READING TEXT
Protect Your AI Applications: 3 Hidden Security Risks Leaders Need To Address
Defend Your Applications Against Emerging Generative AI Vulnerabilities
On September 24, Steve Wilson (Project Leader at OWASP Foundation & Chief Product Officer at Exabeam) joined me on “What’s the BUZZ?” and shared the latest approaches to red-teaming and safeguards for Large Language Model-based applications. AI security threats are becoming more prominent as we integrate LLMs into everyday applications. The risks increase in three areas: protecting AI supply chains, managing autonomous AI agents, and devising practical solutions to secure LLMs in enterprise environments. This evolving landscape can quickly become overwhelming. So, where should you start? Here is what we’ve talked about…
Understanding the Growing Risks in AI Supply Chains
Vulnerabilities emerge as AI applications become more integrated into business processes, particularly in AI supply chains. Businesses increasingly depend on external models, datasets, and platforms like Hugging Face to power their AI solutions. This reliance, while convenient, introduces potential risks as malicious actors can tamper with these models or datasets. This concern, once hypothetical, is now becoming a reality as poisoned AI models are showing up on these platforms, making it vital for organizations to scrutinize their AI supply chain.
This risk is particularly dangerous because it often flies under the radar. Most organizations are not equipped to track and monitor the full lifecycle of their AI models, from where they source the models to how they are maintained and updated. To mitigate these risks, companies must adopt rigorous vetting processes for their suppliers, build internal expertise to assess models, and ensure robust monitoring of their AI environments.

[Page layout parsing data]
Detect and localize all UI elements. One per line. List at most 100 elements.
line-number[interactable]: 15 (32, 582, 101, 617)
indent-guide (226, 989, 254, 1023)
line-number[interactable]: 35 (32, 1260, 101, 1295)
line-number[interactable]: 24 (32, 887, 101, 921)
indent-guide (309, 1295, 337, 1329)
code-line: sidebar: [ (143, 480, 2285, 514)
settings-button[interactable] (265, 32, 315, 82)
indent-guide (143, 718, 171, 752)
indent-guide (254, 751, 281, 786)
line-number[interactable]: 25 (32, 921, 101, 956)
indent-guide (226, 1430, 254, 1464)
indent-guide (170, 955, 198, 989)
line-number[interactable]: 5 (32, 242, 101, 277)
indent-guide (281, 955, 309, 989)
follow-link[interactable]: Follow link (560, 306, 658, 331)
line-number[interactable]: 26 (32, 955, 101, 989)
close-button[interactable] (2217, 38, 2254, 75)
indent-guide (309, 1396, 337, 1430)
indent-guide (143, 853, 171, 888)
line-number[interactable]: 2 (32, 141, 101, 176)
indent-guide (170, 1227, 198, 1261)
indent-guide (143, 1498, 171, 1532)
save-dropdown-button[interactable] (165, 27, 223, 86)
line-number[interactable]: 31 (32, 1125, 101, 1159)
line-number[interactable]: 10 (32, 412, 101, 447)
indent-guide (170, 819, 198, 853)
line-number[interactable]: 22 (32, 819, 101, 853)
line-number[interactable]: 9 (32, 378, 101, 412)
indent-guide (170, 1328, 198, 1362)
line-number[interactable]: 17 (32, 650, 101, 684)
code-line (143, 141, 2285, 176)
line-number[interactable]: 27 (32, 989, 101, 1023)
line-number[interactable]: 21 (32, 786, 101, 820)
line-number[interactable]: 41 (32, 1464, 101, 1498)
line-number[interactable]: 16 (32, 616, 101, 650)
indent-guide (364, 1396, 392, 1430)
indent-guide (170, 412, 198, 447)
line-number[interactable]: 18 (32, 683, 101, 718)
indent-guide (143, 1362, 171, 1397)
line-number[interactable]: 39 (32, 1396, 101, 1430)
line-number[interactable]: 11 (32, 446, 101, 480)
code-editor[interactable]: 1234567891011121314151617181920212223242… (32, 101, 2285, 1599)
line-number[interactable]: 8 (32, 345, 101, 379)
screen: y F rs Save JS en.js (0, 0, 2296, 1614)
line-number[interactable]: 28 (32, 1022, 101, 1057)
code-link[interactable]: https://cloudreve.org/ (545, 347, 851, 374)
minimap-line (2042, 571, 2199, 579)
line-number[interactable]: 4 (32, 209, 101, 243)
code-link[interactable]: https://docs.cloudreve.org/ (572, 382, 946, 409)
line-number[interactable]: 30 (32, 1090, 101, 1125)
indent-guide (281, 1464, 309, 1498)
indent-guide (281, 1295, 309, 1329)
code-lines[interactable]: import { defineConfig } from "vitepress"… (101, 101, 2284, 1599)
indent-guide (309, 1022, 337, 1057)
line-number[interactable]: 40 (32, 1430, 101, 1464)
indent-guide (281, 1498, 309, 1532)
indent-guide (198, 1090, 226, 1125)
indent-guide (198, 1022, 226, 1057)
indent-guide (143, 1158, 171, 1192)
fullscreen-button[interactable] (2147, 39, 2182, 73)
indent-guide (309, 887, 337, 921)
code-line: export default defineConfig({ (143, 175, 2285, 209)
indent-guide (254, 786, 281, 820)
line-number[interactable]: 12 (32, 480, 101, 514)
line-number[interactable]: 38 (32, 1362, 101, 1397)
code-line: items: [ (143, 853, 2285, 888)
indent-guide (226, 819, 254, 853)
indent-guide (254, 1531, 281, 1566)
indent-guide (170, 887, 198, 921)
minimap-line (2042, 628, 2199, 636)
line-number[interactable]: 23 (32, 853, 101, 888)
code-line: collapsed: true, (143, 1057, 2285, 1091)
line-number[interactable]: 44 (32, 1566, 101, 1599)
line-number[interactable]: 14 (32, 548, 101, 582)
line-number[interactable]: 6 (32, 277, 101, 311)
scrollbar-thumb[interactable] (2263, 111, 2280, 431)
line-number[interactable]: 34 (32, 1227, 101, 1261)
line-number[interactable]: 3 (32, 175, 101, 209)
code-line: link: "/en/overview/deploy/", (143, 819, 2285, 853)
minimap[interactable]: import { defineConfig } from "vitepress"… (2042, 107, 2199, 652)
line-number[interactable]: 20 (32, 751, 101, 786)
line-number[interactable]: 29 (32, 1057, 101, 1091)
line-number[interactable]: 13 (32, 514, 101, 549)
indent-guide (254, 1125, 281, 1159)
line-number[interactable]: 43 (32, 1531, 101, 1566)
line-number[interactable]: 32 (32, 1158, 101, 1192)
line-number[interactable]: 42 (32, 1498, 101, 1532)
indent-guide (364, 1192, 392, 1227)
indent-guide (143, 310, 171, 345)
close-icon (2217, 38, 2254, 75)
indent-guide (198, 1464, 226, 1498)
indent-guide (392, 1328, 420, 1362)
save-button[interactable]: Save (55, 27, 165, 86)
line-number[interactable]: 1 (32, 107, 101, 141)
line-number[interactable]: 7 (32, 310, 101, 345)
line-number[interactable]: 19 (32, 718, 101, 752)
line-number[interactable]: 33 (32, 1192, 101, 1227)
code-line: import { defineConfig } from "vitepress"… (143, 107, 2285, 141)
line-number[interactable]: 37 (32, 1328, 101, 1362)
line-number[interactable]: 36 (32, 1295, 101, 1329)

WHAT THIS EXERCISE ASKS
• A. In the AI security article, which platform is named as an external source of models and datasets that businesses rely on?
• B. Decide whether each statement agrees with the AI security article, and quote the words that settle it.
(i) Steve Wilson is Chief Product Officer at Exabeam.
(ii) Most organizations can track the full lifecycle of their AI models.
(iii) Poisoned AI models are still only a hypothetical concern.

ANSWERS TO THIS EXERCISE
• A. Hugging Face

• B.
(i) Yes: "Chief Product Officer at Exabeam"
(ii) No: "Most organizations are not equipped to track and monitor the full lifecycle of their AI models"
(iii) No: "This concern, once hypothetical, is now becoming a reality as poisoned AI models are showing up on these platforms"